▶ [CONSIGNES]:
A. D'après le texte sur le siège social des sociétés, quel article de la Convention européenne des droits de l'homme la Cour de cassation a-t-elle fait prévaloir ?
B. Indiquez si chacune de ces phrases s'accorde avec le texte sur le siège social des sociétés :
(i) Une société dont le siège statutaire est en France peut être constituée à l'étranger.
(ii) Une société dont le siège statutaire est à l'étranger est reconnue si elle a été constituée dans le pays de son siège social et selon la loi de ce pays.
(iii) Le droit français reconnaît la validité d'une société créée dans un autre pays pour échapper à la loi du pays où se trouve son siège réel.
C. Écrivez la suite du texte sur le siège social des sociétés, à partir de sa dernière phrase.

▶ [TEXTE CHOISI]:
Cette méthode de droit international privé pose le principe selon lequel, par extension de la règle posée par l'article 1837, alinéa 1erdu Code civil, toute société dont le siège social est situé sur un territoire étranger est soumise aux dispositions de la loi étrangère.
On tire de cette méthode deux conséquences :
- si le siège statutaire est en France :la société ne peut être constituée à l'étranger. Selon le point de vue français, dans un tel cas la société ne saurait être reconnue. Cette position ferme la porte à une éventuelle possibilité de mise en œuvre du principe de l'autonomie en matière de constitution des sociétés. Lorsque les associés souhaitent échapper à la loi d'un pays, ils ont la possibilité de créer la société dans un autre pays et d' y fixer le siège statutaire, alors que le siège réel se situera dans le premier pays. Cette manœuvre permet de constituer une société sous les auspices plus intéressants d'une loi étrangère. Dans un tel cas, le droit positif français refuse de reconnaître la validité d'une telle société. Elle serait considérée comme frauduleuse ;
- si le siège statutaire de la société est à l'étranger : la société est reconnue seulement si elle a été constituée dans le pays du lieu de son siège social et en application de la loi locale.En pratique, en matière de sociétés anonymes étrangères, la reconnaissance était soumise à une condition supplémentaire tenant à l'existence d'un décret pris en Conseil d'État. Elles ne pouvaient ester en justice en France dans le cadre de la défense de leurs intérêts et de leurs biens, car elles n'étaient pas visées par ce décret. La Cour de cassation a fait prévaloir l'article 6 de la Convention européenne des droits de l'homme afin d'autoriser ces sociétés à ester en justice en France 1544870972899.

[Données de prédiction des boîtes englobantes]
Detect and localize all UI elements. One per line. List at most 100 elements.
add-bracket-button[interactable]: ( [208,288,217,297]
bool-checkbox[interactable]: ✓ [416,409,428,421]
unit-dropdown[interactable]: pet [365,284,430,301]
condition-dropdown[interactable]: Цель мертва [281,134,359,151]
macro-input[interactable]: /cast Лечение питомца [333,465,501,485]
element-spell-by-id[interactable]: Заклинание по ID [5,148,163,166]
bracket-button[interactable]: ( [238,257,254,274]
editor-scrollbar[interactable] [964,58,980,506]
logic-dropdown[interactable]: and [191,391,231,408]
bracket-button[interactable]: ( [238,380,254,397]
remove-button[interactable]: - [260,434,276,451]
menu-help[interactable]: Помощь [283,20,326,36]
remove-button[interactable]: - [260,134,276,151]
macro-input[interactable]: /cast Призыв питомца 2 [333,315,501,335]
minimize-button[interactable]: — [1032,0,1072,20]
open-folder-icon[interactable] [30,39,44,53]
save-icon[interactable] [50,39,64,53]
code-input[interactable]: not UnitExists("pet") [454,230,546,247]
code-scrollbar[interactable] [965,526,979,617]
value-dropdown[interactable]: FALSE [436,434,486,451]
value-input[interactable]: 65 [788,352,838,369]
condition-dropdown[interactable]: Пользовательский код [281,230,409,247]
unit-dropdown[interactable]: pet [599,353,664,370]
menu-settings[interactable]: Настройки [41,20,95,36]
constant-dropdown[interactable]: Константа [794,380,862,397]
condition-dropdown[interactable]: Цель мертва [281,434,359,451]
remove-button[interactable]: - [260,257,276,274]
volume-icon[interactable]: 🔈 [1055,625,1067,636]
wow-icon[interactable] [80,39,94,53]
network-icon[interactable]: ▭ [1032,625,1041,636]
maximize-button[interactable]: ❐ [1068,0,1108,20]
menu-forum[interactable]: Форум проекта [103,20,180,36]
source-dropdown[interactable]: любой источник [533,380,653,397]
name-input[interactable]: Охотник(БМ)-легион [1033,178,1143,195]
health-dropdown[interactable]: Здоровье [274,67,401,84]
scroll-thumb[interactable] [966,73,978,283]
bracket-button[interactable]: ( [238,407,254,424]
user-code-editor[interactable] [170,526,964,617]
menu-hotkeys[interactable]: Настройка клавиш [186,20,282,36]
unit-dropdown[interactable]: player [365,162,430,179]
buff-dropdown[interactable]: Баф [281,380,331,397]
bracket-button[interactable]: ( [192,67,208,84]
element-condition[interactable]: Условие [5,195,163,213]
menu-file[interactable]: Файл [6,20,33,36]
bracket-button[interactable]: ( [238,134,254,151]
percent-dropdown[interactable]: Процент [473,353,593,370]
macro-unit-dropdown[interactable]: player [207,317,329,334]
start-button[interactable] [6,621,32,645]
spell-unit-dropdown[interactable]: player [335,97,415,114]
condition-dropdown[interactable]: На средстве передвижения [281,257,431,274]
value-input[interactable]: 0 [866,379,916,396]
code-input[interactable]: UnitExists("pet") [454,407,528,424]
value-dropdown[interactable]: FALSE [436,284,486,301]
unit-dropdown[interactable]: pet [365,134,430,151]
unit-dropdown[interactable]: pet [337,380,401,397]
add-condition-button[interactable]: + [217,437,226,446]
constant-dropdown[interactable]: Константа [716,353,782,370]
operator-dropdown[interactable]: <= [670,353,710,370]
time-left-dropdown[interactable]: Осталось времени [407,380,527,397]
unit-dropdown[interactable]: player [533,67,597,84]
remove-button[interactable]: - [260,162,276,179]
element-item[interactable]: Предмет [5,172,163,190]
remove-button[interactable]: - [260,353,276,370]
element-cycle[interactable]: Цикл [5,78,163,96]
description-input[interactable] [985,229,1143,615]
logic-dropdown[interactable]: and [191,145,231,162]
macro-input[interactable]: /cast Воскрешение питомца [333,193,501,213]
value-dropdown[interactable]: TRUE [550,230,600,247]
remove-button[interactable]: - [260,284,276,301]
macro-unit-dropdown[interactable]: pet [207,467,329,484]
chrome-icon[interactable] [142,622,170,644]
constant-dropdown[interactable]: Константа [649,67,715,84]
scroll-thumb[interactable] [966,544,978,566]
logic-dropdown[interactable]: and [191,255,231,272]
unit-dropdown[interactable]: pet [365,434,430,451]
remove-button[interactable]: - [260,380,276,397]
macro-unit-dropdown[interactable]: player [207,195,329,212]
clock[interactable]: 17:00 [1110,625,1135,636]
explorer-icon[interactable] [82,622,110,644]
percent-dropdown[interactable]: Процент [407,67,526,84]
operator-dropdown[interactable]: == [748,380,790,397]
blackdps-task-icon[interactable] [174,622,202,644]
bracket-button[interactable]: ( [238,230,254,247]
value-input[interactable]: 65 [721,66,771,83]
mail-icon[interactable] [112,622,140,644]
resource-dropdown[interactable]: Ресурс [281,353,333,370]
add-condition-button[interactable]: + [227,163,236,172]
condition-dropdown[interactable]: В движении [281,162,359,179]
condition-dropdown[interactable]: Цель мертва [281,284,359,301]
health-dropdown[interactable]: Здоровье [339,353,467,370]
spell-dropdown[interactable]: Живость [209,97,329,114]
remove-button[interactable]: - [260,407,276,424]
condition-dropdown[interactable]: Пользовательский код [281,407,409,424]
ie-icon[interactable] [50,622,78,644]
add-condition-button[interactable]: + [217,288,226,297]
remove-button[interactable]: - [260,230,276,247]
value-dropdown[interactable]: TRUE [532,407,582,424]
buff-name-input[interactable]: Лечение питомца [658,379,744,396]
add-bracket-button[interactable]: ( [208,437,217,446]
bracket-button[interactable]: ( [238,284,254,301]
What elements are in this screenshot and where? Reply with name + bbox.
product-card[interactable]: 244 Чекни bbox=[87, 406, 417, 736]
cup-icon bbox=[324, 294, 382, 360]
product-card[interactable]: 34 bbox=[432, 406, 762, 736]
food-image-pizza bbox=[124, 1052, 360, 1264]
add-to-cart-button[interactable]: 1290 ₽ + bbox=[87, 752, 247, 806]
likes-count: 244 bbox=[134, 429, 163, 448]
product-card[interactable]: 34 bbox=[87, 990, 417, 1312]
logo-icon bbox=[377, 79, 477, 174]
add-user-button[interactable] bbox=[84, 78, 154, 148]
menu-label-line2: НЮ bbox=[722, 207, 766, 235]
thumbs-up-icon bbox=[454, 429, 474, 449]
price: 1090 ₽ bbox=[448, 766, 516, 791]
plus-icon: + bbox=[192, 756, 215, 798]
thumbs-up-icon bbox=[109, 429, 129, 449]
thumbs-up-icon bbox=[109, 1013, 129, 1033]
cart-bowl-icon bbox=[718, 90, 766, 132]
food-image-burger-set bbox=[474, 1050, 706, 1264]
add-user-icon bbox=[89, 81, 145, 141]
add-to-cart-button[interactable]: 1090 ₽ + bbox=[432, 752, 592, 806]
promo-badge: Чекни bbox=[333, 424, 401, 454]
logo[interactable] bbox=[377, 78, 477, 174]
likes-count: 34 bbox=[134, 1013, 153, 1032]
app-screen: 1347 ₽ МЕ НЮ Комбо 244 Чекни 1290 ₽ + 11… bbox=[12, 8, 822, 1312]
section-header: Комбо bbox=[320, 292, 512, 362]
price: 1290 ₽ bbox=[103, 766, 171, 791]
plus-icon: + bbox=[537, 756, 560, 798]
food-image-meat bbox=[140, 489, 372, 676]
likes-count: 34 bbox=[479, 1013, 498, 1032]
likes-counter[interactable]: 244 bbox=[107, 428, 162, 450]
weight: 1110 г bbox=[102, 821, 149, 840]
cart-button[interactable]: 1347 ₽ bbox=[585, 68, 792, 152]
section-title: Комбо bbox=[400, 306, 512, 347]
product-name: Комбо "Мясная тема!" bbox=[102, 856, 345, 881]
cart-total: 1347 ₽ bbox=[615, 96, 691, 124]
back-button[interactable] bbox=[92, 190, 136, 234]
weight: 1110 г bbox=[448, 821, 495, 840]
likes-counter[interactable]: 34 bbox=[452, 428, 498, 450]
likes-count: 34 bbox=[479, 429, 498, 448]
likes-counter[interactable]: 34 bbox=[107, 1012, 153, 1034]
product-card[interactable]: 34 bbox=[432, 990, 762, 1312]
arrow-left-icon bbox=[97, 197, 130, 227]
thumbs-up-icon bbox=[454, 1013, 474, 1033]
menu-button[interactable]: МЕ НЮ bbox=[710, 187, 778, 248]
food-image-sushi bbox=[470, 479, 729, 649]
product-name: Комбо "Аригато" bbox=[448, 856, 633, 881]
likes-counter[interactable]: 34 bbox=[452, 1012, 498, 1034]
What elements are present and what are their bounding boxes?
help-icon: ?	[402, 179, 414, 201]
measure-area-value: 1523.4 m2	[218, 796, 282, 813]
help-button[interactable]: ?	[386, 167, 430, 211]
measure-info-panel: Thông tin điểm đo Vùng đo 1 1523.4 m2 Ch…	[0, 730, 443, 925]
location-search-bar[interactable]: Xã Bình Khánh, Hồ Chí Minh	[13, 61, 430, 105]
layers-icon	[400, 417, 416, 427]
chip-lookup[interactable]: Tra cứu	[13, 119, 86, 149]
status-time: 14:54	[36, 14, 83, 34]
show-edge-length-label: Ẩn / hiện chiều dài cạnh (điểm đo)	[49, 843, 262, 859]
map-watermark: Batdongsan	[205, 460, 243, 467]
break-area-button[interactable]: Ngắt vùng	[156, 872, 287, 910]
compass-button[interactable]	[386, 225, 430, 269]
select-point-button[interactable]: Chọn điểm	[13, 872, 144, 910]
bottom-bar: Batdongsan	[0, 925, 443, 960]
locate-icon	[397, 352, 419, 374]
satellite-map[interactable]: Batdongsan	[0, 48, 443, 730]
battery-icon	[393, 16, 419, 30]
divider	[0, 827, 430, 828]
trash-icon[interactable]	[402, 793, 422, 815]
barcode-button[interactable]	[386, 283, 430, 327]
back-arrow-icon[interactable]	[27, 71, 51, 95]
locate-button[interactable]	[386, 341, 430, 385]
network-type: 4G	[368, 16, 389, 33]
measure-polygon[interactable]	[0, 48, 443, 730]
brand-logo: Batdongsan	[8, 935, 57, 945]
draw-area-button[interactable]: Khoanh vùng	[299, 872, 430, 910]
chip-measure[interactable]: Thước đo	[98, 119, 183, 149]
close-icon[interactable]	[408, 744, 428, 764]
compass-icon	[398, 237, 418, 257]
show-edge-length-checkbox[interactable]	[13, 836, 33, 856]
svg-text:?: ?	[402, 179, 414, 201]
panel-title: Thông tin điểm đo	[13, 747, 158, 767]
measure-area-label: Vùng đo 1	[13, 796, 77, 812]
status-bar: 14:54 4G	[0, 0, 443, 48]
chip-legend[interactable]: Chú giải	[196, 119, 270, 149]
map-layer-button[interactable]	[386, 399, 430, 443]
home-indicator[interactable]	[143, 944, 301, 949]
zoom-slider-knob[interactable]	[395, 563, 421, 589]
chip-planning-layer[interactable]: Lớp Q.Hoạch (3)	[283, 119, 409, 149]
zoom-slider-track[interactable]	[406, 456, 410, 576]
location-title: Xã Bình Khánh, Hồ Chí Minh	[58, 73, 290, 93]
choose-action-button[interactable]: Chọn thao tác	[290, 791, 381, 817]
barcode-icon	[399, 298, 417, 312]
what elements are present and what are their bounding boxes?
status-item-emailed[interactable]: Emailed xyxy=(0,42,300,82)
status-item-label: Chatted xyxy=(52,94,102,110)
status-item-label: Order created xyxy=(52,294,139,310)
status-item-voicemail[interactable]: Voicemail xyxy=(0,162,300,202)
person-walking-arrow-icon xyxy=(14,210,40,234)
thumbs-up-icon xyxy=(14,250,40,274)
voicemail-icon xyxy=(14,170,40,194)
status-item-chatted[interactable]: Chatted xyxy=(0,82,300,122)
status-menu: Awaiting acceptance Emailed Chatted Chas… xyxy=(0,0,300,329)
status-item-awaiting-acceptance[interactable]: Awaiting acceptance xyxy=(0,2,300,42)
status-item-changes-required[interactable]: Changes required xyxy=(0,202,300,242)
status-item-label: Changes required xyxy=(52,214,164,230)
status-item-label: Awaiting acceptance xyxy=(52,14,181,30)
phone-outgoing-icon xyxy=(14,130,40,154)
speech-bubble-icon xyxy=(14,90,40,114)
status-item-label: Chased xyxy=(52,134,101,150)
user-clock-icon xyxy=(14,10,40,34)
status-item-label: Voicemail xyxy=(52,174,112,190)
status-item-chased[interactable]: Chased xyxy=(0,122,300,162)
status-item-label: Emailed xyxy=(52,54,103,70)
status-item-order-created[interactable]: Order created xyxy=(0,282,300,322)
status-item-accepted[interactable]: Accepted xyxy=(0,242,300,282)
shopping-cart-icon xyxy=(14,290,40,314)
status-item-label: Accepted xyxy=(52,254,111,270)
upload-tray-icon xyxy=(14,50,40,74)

▶ [CORRIGÉ]:
A. L'article 6.

B.
(i) Non : « la société ne peut être constituée à l'étranger ».
(ii) Oui : « la société est reconnue seulement si elle a été constituée dans le pays du lieu de son siège social et en application de la loi locale ».
(iii) Non : « le droit positif français refuse de reconnaître la validité d'une telle société ».

C.
Cette approche issue de la méthode conflictuelle est aujourd'hui discutée par une partie de la doctrine qui considère désormais qu'il est préférable d'utiliser la méthode de la reconnaissance notamment, en lien avec l'ordre juridique européen.
Exemple
Une société dont le siège social est en Italie ne pourra être valablement constituée qu'en application du droit italien.